● DIRECTIONS FOR THIS TASK
Show only lines that include "지속되자".

──────── RECORDS SHOWN

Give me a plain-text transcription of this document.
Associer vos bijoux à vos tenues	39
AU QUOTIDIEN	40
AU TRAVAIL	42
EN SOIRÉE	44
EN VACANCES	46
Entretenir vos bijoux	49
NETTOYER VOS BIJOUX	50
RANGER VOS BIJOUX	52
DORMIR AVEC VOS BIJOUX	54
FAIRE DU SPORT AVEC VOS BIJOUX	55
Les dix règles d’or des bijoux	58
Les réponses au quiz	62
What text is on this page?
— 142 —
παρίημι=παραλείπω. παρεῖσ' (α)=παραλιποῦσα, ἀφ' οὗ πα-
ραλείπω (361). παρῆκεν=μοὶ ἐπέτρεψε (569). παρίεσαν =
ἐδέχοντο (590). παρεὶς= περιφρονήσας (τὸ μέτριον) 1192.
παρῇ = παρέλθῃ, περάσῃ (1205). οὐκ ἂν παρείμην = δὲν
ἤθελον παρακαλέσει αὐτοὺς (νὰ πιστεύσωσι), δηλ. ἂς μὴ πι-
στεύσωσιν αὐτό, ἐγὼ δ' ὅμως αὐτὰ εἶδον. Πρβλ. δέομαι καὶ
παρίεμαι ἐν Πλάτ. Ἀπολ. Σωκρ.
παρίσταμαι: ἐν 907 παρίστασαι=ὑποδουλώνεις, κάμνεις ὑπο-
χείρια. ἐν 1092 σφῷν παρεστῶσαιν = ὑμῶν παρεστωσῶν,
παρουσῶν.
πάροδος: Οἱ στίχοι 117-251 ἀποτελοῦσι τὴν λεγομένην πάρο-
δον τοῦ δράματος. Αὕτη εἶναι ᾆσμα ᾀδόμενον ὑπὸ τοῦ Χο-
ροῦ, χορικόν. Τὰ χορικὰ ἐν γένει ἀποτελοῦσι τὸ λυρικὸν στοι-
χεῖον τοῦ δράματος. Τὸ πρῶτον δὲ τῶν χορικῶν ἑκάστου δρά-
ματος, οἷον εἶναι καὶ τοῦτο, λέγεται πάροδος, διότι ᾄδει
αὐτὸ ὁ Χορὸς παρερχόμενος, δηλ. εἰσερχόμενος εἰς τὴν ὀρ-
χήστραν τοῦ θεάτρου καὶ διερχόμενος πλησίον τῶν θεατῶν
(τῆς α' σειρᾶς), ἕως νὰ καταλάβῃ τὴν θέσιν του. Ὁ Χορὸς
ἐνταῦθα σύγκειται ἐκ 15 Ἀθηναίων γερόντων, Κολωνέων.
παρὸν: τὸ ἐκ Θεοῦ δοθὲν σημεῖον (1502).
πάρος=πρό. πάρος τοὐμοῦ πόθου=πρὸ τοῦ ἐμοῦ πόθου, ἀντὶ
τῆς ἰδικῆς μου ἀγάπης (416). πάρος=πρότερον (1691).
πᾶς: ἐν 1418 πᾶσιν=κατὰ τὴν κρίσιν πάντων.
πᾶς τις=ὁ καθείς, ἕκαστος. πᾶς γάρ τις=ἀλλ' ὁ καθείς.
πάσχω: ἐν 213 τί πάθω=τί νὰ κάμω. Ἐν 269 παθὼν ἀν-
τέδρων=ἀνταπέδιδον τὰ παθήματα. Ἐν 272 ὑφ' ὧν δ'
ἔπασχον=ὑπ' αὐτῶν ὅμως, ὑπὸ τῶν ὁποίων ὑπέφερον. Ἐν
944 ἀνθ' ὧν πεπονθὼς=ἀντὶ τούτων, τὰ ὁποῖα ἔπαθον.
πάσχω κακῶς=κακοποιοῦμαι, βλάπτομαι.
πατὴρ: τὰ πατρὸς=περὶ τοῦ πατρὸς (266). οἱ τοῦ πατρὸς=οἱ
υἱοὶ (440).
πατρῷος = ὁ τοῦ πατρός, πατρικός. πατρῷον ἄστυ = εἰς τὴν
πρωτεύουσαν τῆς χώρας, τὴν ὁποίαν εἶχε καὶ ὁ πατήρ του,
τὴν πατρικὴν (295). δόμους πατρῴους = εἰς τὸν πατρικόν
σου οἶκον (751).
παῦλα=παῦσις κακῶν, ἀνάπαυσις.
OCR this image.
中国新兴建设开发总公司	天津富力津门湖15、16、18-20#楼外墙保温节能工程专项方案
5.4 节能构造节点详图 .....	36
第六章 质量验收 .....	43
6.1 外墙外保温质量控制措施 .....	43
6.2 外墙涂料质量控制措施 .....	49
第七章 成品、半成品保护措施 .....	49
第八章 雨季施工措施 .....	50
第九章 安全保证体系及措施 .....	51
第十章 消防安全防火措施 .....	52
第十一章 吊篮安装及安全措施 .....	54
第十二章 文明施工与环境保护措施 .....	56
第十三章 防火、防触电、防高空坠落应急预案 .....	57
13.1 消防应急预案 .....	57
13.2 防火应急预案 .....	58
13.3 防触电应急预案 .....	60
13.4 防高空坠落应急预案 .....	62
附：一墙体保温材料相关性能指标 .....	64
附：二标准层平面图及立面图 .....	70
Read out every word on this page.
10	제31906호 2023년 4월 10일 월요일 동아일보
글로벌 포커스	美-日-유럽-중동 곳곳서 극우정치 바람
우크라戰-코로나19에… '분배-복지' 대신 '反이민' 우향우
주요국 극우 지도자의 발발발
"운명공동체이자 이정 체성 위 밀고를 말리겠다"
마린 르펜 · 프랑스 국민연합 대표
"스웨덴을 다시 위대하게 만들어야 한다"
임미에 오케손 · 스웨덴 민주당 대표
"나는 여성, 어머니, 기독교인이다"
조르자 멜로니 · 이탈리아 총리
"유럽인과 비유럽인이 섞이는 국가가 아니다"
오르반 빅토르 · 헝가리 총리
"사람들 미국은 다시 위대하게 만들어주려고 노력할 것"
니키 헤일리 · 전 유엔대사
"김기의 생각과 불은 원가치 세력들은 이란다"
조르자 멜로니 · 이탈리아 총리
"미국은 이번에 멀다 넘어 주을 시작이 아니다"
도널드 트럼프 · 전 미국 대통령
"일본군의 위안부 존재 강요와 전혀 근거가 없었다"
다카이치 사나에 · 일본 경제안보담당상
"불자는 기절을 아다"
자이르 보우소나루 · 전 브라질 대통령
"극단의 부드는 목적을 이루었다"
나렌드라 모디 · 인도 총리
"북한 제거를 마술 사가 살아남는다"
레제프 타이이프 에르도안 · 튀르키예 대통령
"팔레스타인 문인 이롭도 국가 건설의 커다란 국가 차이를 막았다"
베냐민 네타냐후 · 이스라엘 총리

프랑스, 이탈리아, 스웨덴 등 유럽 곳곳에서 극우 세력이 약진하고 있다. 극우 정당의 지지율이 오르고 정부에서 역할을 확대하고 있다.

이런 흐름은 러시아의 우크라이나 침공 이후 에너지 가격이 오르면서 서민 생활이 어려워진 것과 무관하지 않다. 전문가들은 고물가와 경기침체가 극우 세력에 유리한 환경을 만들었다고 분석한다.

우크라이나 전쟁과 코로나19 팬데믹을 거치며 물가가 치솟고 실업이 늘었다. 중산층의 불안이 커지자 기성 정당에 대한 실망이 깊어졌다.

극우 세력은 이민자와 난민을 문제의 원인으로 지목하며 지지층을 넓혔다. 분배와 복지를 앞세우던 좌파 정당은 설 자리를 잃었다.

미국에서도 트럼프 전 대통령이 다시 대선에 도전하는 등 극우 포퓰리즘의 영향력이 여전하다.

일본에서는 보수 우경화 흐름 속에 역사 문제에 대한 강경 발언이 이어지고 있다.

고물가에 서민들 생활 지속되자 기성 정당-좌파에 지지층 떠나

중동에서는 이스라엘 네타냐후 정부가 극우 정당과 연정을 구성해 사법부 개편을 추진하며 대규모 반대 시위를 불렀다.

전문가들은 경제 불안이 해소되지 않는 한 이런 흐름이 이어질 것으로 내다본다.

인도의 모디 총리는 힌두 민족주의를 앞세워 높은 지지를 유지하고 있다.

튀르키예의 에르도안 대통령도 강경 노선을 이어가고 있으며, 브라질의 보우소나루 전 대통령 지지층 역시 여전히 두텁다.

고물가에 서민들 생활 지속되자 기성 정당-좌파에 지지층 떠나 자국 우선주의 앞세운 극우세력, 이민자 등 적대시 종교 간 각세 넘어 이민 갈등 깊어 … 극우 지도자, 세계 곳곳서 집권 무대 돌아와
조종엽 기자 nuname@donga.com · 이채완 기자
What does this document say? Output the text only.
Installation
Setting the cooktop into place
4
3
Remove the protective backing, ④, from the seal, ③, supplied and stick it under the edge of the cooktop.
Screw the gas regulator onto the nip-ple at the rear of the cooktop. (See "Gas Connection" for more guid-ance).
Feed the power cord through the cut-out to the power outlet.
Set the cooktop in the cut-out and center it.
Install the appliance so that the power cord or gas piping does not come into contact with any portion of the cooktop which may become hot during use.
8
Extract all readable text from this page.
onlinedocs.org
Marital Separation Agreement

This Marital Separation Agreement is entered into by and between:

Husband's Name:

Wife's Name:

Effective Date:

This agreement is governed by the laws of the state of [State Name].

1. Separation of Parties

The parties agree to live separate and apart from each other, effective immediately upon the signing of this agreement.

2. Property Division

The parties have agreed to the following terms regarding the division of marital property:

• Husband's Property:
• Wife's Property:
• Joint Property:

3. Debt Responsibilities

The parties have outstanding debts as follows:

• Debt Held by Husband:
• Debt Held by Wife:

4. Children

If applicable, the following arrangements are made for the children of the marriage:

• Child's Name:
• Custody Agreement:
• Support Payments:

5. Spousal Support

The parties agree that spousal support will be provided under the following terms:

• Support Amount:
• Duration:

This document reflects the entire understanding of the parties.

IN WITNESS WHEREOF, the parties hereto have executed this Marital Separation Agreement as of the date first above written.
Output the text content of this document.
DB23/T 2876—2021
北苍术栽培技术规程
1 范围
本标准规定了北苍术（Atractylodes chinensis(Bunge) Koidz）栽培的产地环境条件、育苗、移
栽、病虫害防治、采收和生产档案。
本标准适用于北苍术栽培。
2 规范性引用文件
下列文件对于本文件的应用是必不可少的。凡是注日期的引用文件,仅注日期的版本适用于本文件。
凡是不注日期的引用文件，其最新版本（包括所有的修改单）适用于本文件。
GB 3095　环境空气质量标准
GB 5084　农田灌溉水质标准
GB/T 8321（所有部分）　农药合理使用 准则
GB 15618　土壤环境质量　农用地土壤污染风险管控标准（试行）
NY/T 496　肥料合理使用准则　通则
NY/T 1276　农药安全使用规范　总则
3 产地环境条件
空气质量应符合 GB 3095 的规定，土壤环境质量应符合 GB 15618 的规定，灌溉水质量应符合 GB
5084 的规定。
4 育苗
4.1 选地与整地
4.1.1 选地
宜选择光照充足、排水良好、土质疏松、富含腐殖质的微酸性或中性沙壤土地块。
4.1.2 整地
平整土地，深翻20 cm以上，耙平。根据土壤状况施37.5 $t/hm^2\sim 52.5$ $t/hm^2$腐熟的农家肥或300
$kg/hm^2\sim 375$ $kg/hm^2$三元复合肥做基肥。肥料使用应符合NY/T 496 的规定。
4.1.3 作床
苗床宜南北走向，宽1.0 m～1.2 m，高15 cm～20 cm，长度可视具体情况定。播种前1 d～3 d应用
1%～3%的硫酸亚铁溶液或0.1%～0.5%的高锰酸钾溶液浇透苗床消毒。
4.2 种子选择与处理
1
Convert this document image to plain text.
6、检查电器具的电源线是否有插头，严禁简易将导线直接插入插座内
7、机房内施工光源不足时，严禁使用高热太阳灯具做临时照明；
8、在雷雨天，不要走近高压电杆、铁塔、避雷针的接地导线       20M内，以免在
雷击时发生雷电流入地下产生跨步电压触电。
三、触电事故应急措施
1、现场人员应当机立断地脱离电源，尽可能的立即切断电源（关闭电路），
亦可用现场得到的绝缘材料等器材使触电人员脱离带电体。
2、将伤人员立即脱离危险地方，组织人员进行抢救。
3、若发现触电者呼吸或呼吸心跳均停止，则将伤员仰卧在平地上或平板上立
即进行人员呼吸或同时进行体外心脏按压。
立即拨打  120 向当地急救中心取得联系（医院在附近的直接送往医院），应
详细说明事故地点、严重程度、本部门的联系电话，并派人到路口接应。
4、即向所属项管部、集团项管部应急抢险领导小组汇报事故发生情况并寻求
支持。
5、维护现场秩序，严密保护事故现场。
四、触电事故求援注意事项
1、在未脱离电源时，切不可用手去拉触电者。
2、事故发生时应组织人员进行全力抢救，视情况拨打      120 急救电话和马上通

────────────────

● RESPONSE TO THIS EXERCISE
고물가에 서민들 생활 지속되자 기성 정당-좌파에 지지층 떠나
고물가에 서민들 생활 지속되자 기성 정당-좌파에 지지층 떠나 자국 우선주의 앞세운 극우세력, 이민자 등 적대시 종교 간 각세 넘어 이민 갈등 깊어 … 극우 지도자, 세계 곳곳서 집권 무대 돌아와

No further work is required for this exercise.